§ **What you will do**
Transcribe the listing in full, excluding any pictures.

§ **Data records**
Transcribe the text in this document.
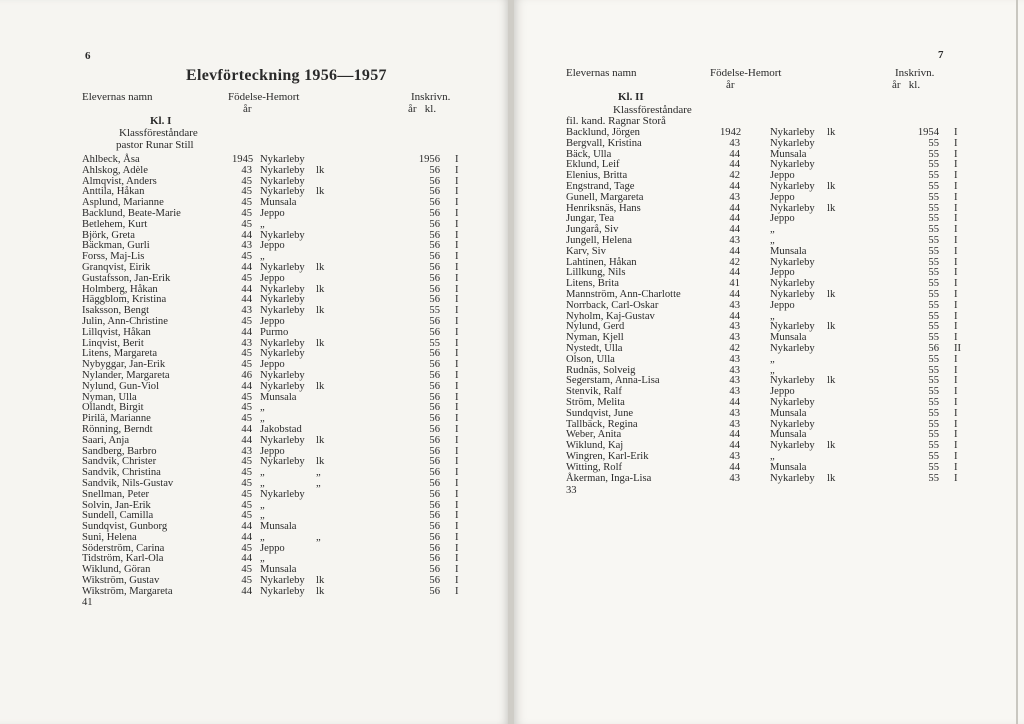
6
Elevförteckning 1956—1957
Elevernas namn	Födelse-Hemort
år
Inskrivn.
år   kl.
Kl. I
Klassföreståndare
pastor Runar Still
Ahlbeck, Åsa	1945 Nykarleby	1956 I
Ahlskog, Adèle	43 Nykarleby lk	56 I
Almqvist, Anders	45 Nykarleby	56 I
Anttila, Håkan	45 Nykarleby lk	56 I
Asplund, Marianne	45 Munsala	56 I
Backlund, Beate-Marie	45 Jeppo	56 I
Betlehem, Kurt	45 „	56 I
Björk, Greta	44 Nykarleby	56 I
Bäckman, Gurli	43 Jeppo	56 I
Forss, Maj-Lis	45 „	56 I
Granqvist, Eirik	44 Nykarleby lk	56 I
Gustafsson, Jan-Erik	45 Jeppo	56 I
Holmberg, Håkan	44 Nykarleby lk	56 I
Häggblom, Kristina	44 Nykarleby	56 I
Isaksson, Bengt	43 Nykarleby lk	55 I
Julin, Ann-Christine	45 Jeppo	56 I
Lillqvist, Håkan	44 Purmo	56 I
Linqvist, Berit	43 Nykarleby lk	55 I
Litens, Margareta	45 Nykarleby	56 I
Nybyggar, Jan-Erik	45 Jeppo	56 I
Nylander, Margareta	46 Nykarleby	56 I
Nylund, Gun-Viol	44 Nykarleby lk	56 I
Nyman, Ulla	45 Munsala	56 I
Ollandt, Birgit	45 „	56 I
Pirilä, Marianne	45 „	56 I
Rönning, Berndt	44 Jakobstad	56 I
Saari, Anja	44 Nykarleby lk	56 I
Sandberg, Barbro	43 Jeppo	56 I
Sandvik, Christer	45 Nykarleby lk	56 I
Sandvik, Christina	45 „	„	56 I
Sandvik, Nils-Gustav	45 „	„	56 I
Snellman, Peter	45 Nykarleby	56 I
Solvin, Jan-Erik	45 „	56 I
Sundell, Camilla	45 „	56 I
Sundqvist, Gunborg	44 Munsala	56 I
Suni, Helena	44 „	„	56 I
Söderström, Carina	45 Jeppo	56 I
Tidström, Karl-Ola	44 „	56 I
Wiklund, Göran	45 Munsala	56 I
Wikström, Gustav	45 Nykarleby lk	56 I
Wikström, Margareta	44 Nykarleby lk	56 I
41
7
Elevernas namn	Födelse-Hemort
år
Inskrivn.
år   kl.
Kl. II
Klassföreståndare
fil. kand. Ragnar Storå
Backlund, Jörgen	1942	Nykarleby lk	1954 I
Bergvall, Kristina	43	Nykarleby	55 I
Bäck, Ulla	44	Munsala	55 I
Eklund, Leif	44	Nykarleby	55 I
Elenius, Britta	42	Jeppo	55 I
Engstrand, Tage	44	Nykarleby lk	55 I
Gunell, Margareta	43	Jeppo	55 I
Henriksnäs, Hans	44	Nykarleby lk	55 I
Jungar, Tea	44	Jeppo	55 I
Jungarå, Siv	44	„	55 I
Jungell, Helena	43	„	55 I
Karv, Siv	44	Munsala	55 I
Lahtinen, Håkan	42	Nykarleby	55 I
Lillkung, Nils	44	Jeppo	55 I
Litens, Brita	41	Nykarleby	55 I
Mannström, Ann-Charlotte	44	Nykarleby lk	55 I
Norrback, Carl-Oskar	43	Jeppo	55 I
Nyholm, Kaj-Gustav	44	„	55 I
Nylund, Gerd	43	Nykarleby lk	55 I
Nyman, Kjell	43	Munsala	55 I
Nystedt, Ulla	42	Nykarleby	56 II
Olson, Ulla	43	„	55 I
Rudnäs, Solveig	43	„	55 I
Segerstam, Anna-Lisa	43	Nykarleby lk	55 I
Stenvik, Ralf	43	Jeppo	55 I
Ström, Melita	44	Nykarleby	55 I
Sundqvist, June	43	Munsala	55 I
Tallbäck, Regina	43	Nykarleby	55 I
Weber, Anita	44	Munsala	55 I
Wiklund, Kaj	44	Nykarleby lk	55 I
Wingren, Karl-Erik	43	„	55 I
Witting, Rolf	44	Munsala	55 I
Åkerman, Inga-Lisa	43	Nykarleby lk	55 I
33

§ **Completed task**
Transcribe the text in this document.
6
Elevförteckning 1956—1957
Elevernas namn	Födelse-Hemort
år
Inskrivn.
år   kl.
Kl. I
Klassföreståndare
pastor Runar Still
Ahlbeck, Åsa	1945 Nykarleby	1956 I
Ahlskog, Adèle	43 Nykarleby lk	56 I
Almqvist, Anders	45 Nykarleby	56 I
Anttila, Håkan	45 Nykarleby lk	56 I
Asplund, Marianne	45 Munsala	56 I
Backlund, Beate-Marie	45 Jeppo	56 I
Betlehem, Kurt	45 „	56 I
Björk, Greta	44 Nykarleby	56 I
Bäckman, Gurli	43 Jeppo	56 I
Forss, Maj-Lis	45 „	56 I
Granqvist, Eirik	44 Nykarleby lk	56 I
Gustafsson, Jan-Erik	45 Jeppo	56 I
Holmberg, Håkan	44 Nykarleby lk	56 I
Häggblom, Kristina	44 Nykarleby	56 I
Isaksson, Bengt	43 Nykarleby lk	55 I
Julin, Ann-Christine	45 Jeppo	56 I
Lillqvist, Håkan	44 Purmo	56 I
Linqvist, Berit	43 Nykarleby lk	55 I
Litens, Margareta	45 Nykarleby	56 I
Nybyggar, Jan-Erik	45 Jeppo	56 I
Nylander, Margareta	46 Nykarleby	56 I
Nylund, Gun-Viol	44 Nykarleby lk	56 I
Nyman, Ulla	45 Munsala	56 I
Ollandt, Birgit	45 „	56 I
Pirilä, Marianne	45 „	56 I
Rönning, Berndt	44 Jakobstad	56 I
Saari, Anja	44 Nykarleby lk	56 I
Sandberg, Barbro	43 Jeppo	56 I
Sandvik, Christer	45 Nykarleby lk	56 I
Sandvik, Christina	45 „	„	56 I
Sandvik, Nils-Gustav	45 „	„	56 I
Snellman, Peter	45 Nykarleby	56 I
Solvin, Jan-Erik	45 „	56 I
Sundell, Camilla	45 „	56 I
Sundqvist, Gunborg	44 Munsala	56 I
Suni, Helena	44 „	„	56 I
Söderström, Carina	45 Jeppo	56 I
Tidström, Karl-Ola	44 „	56 I
Wiklund, Göran	45 Munsala	56 I
Wikström, Gustav	45 Nykarleby lk	56 I
Wikström, Margareta	44 Nykarleby lk	56 I
41
7
Elevernas namn	Födelse-Hemort
år
Inskrivn.
år   kl.
Kl. II
Klassföreståndare
fil. kand. Ragnar Storå
Backlund, Jörgen	1942	Nykarleby lk	1954 I
Bergvall, Kristina	43	Nykarleby	55 I
Bäck, Ulla	44	Munsala	55 I
Eklund, Leif	44	Nykarleby	55 I
Elenius, Britta	42	Jeppo	55 I
Engstrand, Tage	44	Nykarleby lk	55 I
Gunell, Margareta	43	Jeppo	55 I
Henriksnäs, Hans	44	Nykarleby lk	55 I
Jungar, Tea	44	Jeppo	55 I
Jungarå, Siv	44	„	55 I
Jungell, Helena	43	„	55 I
Karv, Siv	44	Munsala	55 I
Lahtinen, Håkan	42	Nykarleby	55 I
Lillkung, Nils	44	Jeppo	55 I
Litens, Brita	41	Nykarleby	55 I
Mannström, Ann-Charlotte	44	Nykarleby lk	55 I
Norrback, Carl-Oskar	43	Jeppo	55 I
Nyholm, Kaj-Gustav	44	„	55 I
Nylund, Gerd	43	Nykarleby lk	55 I
Nyman, Kjell	43	Munsala	55 I
Nystedt, Ulla	42	Nykarleby	56 II
Olson, Ulla	43	„	55 I
Rudnäs, Solveig	43	„	55 I
Segerstam, Anna-Lisa	43	Nykarleby lk	55 I
Stenvik, Ralf	43	Jeppo	55 I
Ström, Melita	44	Nykarleby	55 I
Sundqvist, June	43	Munsala	55 I
Tallbäck, Regina	43	Nykarleby	55 I
Weber, Anita	44	Munsala	55 I
Wiklund, Kaj	44	Nykarleby lk	55 I
Wingren, Karl-Erik	43	„	55 I
Witting, Rolf	44	Munsala	55 I
Åkerman, Inga-Lisa	43	Nykarleby lk	55 I
33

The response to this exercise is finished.